Data excerpts:
>>>
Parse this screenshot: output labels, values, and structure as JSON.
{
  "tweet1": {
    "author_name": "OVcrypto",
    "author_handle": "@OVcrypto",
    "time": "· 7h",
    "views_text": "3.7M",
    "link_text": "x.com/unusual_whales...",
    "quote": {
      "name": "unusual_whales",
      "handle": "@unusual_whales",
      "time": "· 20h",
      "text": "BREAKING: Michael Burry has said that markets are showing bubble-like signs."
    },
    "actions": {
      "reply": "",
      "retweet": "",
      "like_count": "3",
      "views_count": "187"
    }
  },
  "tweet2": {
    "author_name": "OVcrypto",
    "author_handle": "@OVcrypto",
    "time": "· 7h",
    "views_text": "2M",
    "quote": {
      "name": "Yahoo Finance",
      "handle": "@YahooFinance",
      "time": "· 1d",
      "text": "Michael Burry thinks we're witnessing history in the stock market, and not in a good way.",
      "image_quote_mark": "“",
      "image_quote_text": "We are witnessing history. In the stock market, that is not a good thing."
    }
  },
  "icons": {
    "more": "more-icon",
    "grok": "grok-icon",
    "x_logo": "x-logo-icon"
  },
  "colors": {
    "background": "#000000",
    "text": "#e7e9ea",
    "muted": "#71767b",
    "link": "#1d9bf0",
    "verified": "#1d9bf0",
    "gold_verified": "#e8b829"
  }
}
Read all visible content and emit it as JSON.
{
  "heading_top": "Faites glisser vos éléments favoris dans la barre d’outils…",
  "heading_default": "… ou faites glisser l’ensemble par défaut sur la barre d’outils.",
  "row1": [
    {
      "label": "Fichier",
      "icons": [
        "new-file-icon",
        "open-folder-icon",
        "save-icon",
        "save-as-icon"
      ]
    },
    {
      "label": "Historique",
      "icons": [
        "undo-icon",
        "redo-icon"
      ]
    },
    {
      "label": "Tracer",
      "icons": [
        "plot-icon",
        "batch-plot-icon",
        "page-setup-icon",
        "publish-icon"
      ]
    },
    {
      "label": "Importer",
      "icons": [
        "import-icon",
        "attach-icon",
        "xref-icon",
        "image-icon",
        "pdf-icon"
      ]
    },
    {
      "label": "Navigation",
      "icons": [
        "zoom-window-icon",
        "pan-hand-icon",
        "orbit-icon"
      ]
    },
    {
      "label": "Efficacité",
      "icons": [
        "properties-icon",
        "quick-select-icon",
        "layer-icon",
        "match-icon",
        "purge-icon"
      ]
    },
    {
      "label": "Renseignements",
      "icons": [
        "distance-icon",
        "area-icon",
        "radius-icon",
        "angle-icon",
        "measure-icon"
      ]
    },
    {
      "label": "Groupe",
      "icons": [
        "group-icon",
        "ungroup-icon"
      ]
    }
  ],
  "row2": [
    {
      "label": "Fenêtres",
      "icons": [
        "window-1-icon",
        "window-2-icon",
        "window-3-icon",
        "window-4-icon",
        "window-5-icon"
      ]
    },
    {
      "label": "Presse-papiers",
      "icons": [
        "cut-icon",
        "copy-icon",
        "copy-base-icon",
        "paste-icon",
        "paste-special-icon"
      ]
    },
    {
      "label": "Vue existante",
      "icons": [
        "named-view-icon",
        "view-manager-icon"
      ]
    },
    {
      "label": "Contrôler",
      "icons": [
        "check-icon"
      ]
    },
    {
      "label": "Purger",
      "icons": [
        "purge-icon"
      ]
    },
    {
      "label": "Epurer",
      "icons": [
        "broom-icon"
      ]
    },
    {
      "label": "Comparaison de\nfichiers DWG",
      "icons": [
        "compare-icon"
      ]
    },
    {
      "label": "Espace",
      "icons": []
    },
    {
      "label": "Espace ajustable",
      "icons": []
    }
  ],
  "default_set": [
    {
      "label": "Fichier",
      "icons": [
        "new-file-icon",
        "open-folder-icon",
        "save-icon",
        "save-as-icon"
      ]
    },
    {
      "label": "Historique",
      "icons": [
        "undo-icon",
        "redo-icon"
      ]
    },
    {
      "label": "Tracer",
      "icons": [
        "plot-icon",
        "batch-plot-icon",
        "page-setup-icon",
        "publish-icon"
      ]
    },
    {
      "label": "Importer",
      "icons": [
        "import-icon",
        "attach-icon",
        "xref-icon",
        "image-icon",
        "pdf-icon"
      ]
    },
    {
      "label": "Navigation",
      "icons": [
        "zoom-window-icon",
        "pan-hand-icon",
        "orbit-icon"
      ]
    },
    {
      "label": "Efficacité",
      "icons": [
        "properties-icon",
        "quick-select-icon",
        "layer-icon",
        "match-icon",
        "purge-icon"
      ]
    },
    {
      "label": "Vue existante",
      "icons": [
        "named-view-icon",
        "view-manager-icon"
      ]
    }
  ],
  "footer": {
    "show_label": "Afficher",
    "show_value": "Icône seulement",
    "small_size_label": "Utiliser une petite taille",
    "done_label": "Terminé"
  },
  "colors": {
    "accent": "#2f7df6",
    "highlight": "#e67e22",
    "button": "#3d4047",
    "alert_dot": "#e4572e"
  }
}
<<<
• [Problem requirements] Transcribe every entry verbatim.

• [Reply]
Parse this screenshot: output labels, values, and structure as JSON.
{
  "tweet1": {
    "author_name": "OVcrypto",
    "author_handle": "@OVcrypto",
    "time": "· 7h",
    "views_text": "3.7M",
    "link_text": "x.com/unusual_whales...",
    "quote": {
      "name": "unusual_whales",
      "handle": "@unusual_whales",
      "time": "· 20h",
      "text": "BREAKING: Michael Burry has said that markets are showing bubble-like signs."
    },
    "actions": {
      "reply": "",
      "retweet": "",
      "like_count": "3",
      "views_count": "187"
    }
  },
  "tweet2": {
    "author_name": "OVcrypto",
    "author_handle": "@OVcrypto",
    "time": "· 7h",
    "views_text": "2M",
    "quote": {
      "name": "Yahoo Finance",
      "handle": "@YahooFinance",
      "time": "· 1d",
      "text": "Michael Burry thinks we're witnessing history in the stock market, and not in a good way.",
      "image_quote_mark": "“",
      "image_quote_text": "We are witnessing history. In the stock market, that is not a good thing."
    }
  },
  "icons": {
    "more": "more-icon",
    "grok": "grok-icon",
    "x_logo": "x-logo-icon"
  },
  "colors": {
    "background": "#000000",
    "text": "#e7e9ea",
    "muted": "#71767b",
    "link": "#1d9bf0",
    "verified": "#1d9bf0",
    "gold_verified": "#e8b829"
  }
}
Read all visible content and emit it as JSON.
{
  "heading_top": "Faites glisser vos éléments favoris dans la barre d’outils…",
  "heading_default": "… ou faites glisser l’ensemble par défaut sur la barre d’outils.",
  "row1": [
    {
      "label": "Fichier",
      "icons": [
        "new-file-icon",
        "open-folder-icon",
        "save-icon",
        "save-as-icon"
      ]
    },
    {
      "label": "Historique",
      "icons": [
        "undo-icon",
        "redo-icon"
      ]
    },
    {
      "label": "Tracer",
      "icons": [
        "plot-icon",
        "batch-plot-icon",
        "page-setup-icon",
        "publish-icon"
      ]
    },
    {
      "label": "Importer",
      "icons": [
        "import-icon",
        "attach-icon",
        "xref-icon",
        "image-icon",
        "pdf-icon"
      ]
    },
    {
      "label": "Navigation",
      "icons": [
        "zoom-window-icon",
        "pan-hand-icon",
        "orbit-icon"
      ]
    },
    {
      "label": "Efficacité",
      "icons": [
        "properties-icon",
        "quick-select-icon",
        "layer-icon",
        "match-icon",
        "purge-icon"
      ]
    },
    {
      "label": "Renseignements",
      "icons": [
        "distance-icon",
        "area-icon",
        "radius-icon",
        "angle-icon",
        "measure-icon"
      ]
    },
    {
      "label": "Groupe",
      "icons": [
        "group-icon",
        "ungroup-icon"
      ]
    }
  ],
  "row2": [
    {
      "label": "Fenêtres",
      "icons": [
        "window-1-icon",
        "window-2-icon",
        "window-3-icon",
        "window-4-icon",
        "window-5-icon"
      ]
    },
    {
      "label": "Presse-papiers",
      "icons": [
        "cut-icon",
        "copy-icon",
        "copy-base-icon",
        "paste-icon",
        "paste-special-icon"
      ]
    },
    {
      "label": "Vue existante",
      "icons": [
        "named-view-icon",
        "view-manager-icon"
      ]
    },
    {
      "label": "Contrôler",
      "icons": [
        "check-icon"
      ]
    },
    {
      "label": "Purger",
      "icons": [
        "purge-icon"
      ]
    },
    {
      "label": "Epurer",
      "icons": [
        "broom-icon"
      ]
    },
    {
      "label": "Comparaison de\nfichiers DWG",
      "icons": [
        "compare-icon"
      ]
    },
    {
      "label": "Espace",
      "icons": []
    },
    {
      "label": "Espace ajustable",
      "icons": []
    }
  ],
  "default_set": [
    {
      "label": "Fichier",
      "icons": [
        "new-file-icon",
        "open-folder-icon",
        "save-icon",
        "save-as-icon"
      ]
    },
    {
      "label": "Historique",
      "icons": [
        "undo-icon",
        "redo-icon"
      ]
    },
    {
      "label": "Tracer",
      "icons": [
        "plot-icon",
        "batch-plot-icon",
        "page-setup-icon",
        "publish-icon"
      ]
    },
    {
      "label": "Importer",
      "icons": [
        "import-icon",
        "attach-icon",
        "xref-icon",
        "image-icon",
        "pdf-icon"
      ]
    },
    {
      "label": "Navigation",
      "icons": [
        "zoom-window-icon",
        "pan-hand-icon",
        "orbit-icon"
      ]
    },
    {
      "label": "Efficacité",
      "icons": [
        "properties-icon",
        "quick-select-icon",
        "layer-icon",
        "match-icon",
        "purge-icon"
      ]
    },
    {
      "label": "Vue existante",
      "icons": [
        "named-view-icon",
        "view-manager-icon"
      ]
    }
  ],
  "footer": {
    "show_label": "Afficher",
    "show_value": "Icône seulement",
    "small_size_label": "Utiliser une petite taille",
    "done_label": "Terminé"
  },
  "colors": {
    "accent": "#2f7df6",
    "highlight": "#e67e22",
    "button": "#3d4047",
    "alert_dot": "#e4572e"
  }
}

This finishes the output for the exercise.